— Records for this exercise —
# # #

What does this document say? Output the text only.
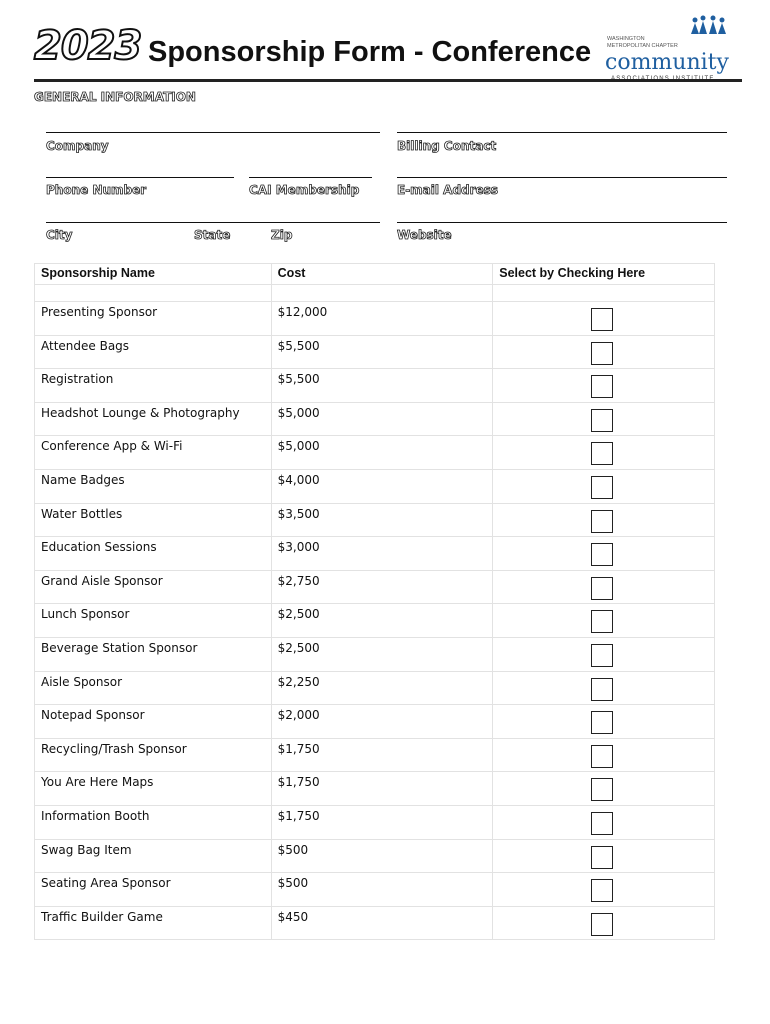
2023 Sponsorship Form - Conference	WASHINGTON METROPOLITAN CHAPTER
community
GENERAL INFORMATION
Company	Billing Contact
Phone Number	CAI Membership	E-mail Address
City	State	Zip	Website
Sponsorship Name	Cost	Select by Checking Here

Presenting Sponsor	$12,000	

Attendee Bags	$5,500	

Registration	$5,500	

Headshot Lounge & Photography	$5,000	

Conference App & Wi-Fi	$5,000	

Name Badges	$4,000	

Water Bottles	$3,500	

Education Sessions	$3,000	

Grand Aisle Sponsor	$2,750	

Lunch Sponsor	$2,500	

Beverage Station Sponsor	$2,500	

Aisle Sponsor	$2,250	

Notepad Sponsor	$2,000	

Recycling/Trash Sponsor	$1,750	

You Are Here Maps	$1,750	

Information Booth	$1,750	

Swag Bag Item	$500	

Seating Area Sponsor	$500	

Traffic Builder Game	$450	
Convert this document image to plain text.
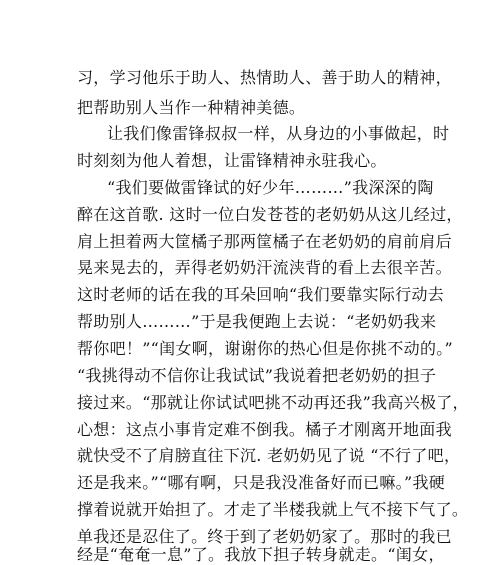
习，学习他乐于助人、热情助人、善于助人的精神，
把帮助别人当作一种精神美德。
让我们像雷锋叔叔一样，从身边的小事做起，时
时刻刻为他人着想，让雷锋精神永驻我心。
“我们要做雷锋试的好少年………”我深深的陶
醉在这首歌. 这时一位白发苍苍的老奶奶从这儿经过，
肩上担着两大筐橘子那两筐橘子在老奶奶的肩前肩后
晃来晃去的，弄得老奶奶汗流浃背的看上去很辛苦。
这时老师的话在我的耳朵回响“我们要靠实际行动去
帮助别人………”于是我便跑上去说：“老奶奶我来
帮你吧！”“闺女啊，谢谢你的热心但是你挑不动的。”
“我挑得动不信你让我试试”我说着把老奶奶的担子
接过来。“那就让你试试吧挑不动再还我”我高兴极了，
心想：这点小事肯定难不倒我。橘子才刚离开地面我
就快受不了肩膀直往下沉. 老奶奶见了说 “不行了吧，
还是我来。”“哪有啊，只是我没准备好而已嘛。”我硬
撑着说就开始担了。才走了半楼我就上气不接下气了。
单我还是忍住了。终于到了老奶奶家了。那时的我已
经是“奄奄一息”了。我放下担子转身就走。“闺女，
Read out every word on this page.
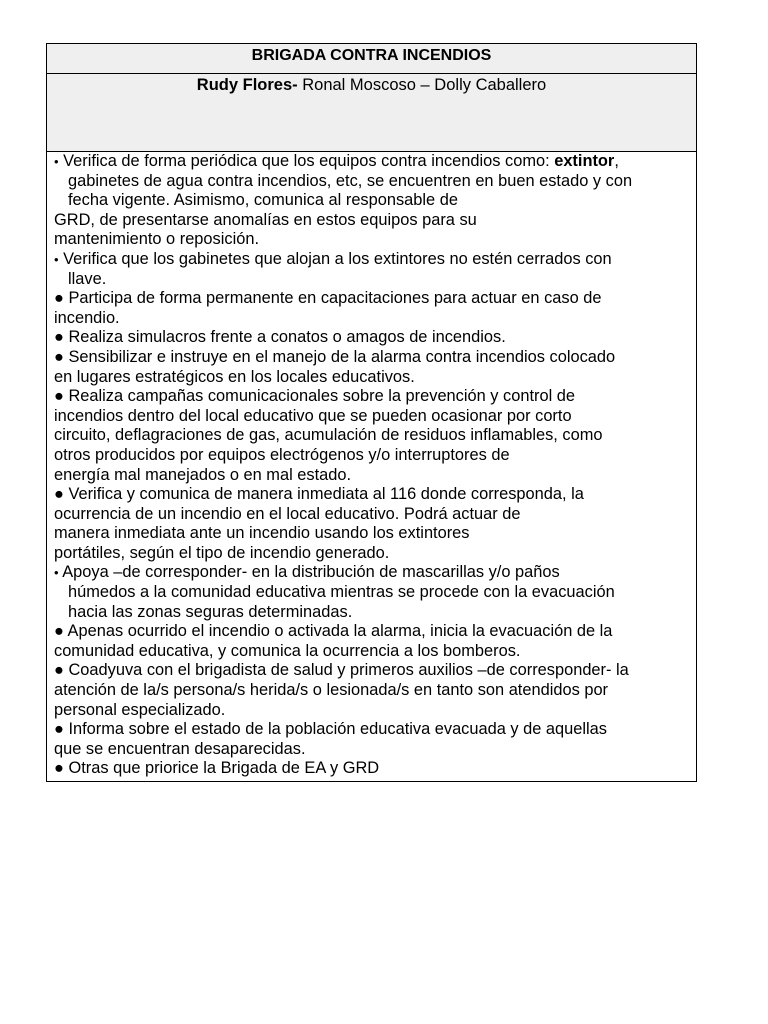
BRIGADA CONTRA INCENDIOS
Rudy Flores- Ronal Moscoso – Dolly Caballero
• Verifica de forma periódica que los equipos contra incendios como: extintor,
gabinetes de agua contra incendios, etc, se encuentren en buen estado y con
fecha vigente. Asimismo, comunica al responsable de
GRD, de presentarse anomalías en estos equipos para su
mantenimiento o reposición.
• Verifica que los gabinetes que alojan a los extintores no estén cerrados con
llave.
● Participa de forma permanente en capacitaciones para actuar en caso de
incendio.
● Realiza simulacros frente a conatos o amagos de incendios.
● Sensibilizar e instruye en el manejo de la alarma contra incendios colocado
en lugares estratégicos en los locales educativos.
● Realiza campañas comunicacionales sobre la prevención y control de
incendios dentro del local educativo que se pueden ocasionar por corto
circuito, deflagraciones de gas, acumulación de residuos inflamables, como
otros producidos por equipos electrógenos y/o interruptores de
energía mal manejados o en mal estado.
● Verifica y comunica de manera inmediata al 116 donde corresponda, la
ocurrencia de un incendio en el local educativo. Podrá actuar de
manera inmediata ante un incendio usando los extintores
portátiles, según el tipo de incendio generado.
• Apoya –de corresponder- en la distribución de mascarillas y/o paños
húmedos a la comunidad educativa mientras se procede con la evacuación
hacia las zonas seguras determinadas.
● Apenas ocurrido el incendio o activada la alarma, inicia la evacuación de la
comunidad educativa, y comunica la ocurrencia a los bomberos.
● Coadyuva con el brigadista de salud y primeros auxilios –de corresponder- la
atención de la/s persona/s herida/s o lesionada/s en tanto son atendidos por
personal especializado.
● Informa sobre el estado de la población educativa evacuada y de aquellas
que se encuentran desaparecidas.
● Otras que priorice la Brigada de EA y GRD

# # #

— Goal of the exercise —
Select from the material above each line in which the string "para" appears, and list those lines.

— Task solution —
GRD, de presentarse anomalías en estos equipos para su
● Participa de forma permanente en capacitaciones para actuar en caso de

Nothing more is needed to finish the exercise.